* _What the task asks_:
Present the following entries again, word for word and in full.

* _Data records_:
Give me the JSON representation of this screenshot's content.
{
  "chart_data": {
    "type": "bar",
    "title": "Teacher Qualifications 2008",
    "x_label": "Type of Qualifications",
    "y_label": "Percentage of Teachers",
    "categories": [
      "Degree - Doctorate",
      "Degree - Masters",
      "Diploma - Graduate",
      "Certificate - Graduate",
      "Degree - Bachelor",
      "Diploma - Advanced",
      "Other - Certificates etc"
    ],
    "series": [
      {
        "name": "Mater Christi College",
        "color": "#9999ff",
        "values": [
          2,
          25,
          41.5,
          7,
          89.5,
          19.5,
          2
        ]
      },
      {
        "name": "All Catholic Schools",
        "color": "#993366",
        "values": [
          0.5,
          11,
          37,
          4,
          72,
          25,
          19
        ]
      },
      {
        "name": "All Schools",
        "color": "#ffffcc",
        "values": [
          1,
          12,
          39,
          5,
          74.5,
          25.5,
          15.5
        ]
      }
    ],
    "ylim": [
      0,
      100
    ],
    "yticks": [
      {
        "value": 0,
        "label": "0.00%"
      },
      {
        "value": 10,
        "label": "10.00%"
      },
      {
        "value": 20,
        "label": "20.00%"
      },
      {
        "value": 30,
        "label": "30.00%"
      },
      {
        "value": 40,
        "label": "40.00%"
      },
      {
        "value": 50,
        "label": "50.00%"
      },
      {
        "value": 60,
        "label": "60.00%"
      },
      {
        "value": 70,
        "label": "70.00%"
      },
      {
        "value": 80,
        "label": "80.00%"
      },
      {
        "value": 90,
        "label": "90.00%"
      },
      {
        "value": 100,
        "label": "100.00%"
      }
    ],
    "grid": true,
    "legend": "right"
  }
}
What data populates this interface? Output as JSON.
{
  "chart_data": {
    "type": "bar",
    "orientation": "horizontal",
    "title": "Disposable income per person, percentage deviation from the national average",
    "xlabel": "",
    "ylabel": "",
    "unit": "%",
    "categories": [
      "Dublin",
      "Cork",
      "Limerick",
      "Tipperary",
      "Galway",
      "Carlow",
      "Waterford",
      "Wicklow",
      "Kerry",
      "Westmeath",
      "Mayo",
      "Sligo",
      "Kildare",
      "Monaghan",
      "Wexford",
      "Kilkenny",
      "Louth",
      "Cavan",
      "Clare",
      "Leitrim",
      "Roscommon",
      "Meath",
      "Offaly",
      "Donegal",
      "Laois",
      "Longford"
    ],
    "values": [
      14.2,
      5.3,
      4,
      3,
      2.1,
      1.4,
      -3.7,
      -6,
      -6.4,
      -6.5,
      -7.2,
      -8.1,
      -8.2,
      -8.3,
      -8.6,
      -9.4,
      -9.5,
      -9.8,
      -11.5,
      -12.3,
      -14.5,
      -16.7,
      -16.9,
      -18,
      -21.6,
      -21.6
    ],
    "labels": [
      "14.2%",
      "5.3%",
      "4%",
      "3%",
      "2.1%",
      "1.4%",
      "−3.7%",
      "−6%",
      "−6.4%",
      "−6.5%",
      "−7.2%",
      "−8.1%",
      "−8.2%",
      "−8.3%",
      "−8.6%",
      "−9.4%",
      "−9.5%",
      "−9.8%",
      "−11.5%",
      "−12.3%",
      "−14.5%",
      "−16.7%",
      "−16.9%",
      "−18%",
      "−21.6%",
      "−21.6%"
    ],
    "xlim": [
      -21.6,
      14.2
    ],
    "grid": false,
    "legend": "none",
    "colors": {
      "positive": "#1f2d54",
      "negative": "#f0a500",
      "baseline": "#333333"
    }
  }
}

* _Completed task_:
Give me the JSON representation of this screenshot's content.
{
  "chart_data": {
    "type": "bar",
    "title": "Teacher Qualifications 2008",
    "x_label": "Type of Qualifications",
    "y_label": "Percentage of Teachers",
    "categories": [
      "Degree - Doctorate",
      "Degree - Masters",
      "Diploma - Graduate",
      "Certificate - Graduate",
      "Degree - Bachelor",
      "Diploma - Advanced",
      "Other - Certificates etc"
    ],
    "series": [
      {
        "name": "Mater Christi College",
        "color": "#9999ff",
        "values": [
          2,
          25,
          41.5,
          7,
          89.5,
          19.5,
          2
        ]
      },
      {
        "name": "All Catholic Schools",
        "color": "#993366",
        "values": [
          0.5,
          11,
          37,
          4,
          72,
          25,
          19
        ]
      },
      {
        "name": "All Schools",
        "color": "#ffffcc",
        "values": [
          1,
          12,
          39,
          5,
          74.5,
          25.5,
          15.5
        ]
      }
    ],
    "ylim": [
      0,
      100
    ],
    "yticks": [
      {
        "value": 0,
        "label": "0.00%"
      },
      {
        "value": 10,
        "label": "10.00%"
      },
      {
        "value": 20,
        "label": "20.00%"
      },
      {
        "value": 30,
        "label": "30.00%"
      },
      {
        "value": 40,
        "label": "40.00%"
      },
      {
        "value": 50,
        "label": "50.00%"
      },
      {
        "value": 60,
        "label": "60.00%"
      },
      {
        "value": 70,
        "label": "70.00%"
      },
      {
        "value": 80,
        "label": "80.00%"
      },
      {
        "value": 90,
        "label": "90.00%"
      },
      {
        "value": 100,
        "label": "100.00%"
      }
    ],
    "grid": true,
    "legend": "right"
  }
}
What data populates this interface? Output as JSON.
{
  "chart_data": {
    "type": "bar",
    "orientation": "horizontal",
    "title": "Disposable income per person, percentage deviation from the national average",
    "xlabel": "",
    "ylabel": "",
    "unit": "%",
    "categories": [
      "Dublin",
      "Cork",
      "Limerick",
      "Tipperary",
      "Galway",
      "Carlow",
      "Waterford",
      "Wicklow",
      "Kerry",
      "Westmeath",
      "Mayo",
      "Sligo",
      "Kildare",
      "Monaghan",
      "Wexford",
      "Kilkenny",
      "Louth",
      "Cavan",
      "Clare",
      "Leitrim",
      "Roscommon",
      "Meath",
      "Offaly",
      "Donegal",
      "Laois",
      "Longford"
    ],
    "values": [
      14.2,
      5.3,
      4,
      3,
      2.1,
      1.4,
      -3.7,
      -6,
      -6.4,
      -6.5,
      -7.2,
      -8.1,
      -8.2,
      -8.3,
      -8.6,
      -9.4,
      -9.5,
      -9.8,
      -11.5,
      -12.3,
      -14.5,
      -16.7,
      -16.9,
      -18,
      -21.6,
      -21.6
    ],
    "labels": [
      "14.2%",
      "5.3%",
      "4%",
      "3%",
      "2.1%",
      "1.4%",
      "−3.7%",
      "−6%",
      "−6.4%",
      "−6.5%",
      "−7.2%",
      "−8.1%",
      "−8.2%",
      "−8.3%",
      "−8.6%",
      "−9.4%",
      "−9.5%",
      "−9.8%",
      "−11.5%",
      "−12.3%",
      "−14.5%",
      "−16.7%",
      "−16.9%",
      "−18%",
      "−21.6%",
      "−21.6%"
    ],
    "xlim": [
      -21.6,
      14.2
    ],
    "grid": false,
    "legend": "none",
    "colors": {
      "positive": "#1f2d54",
      "negative": "#f0a500",
      "baseline": "#333333"
    }
  }
}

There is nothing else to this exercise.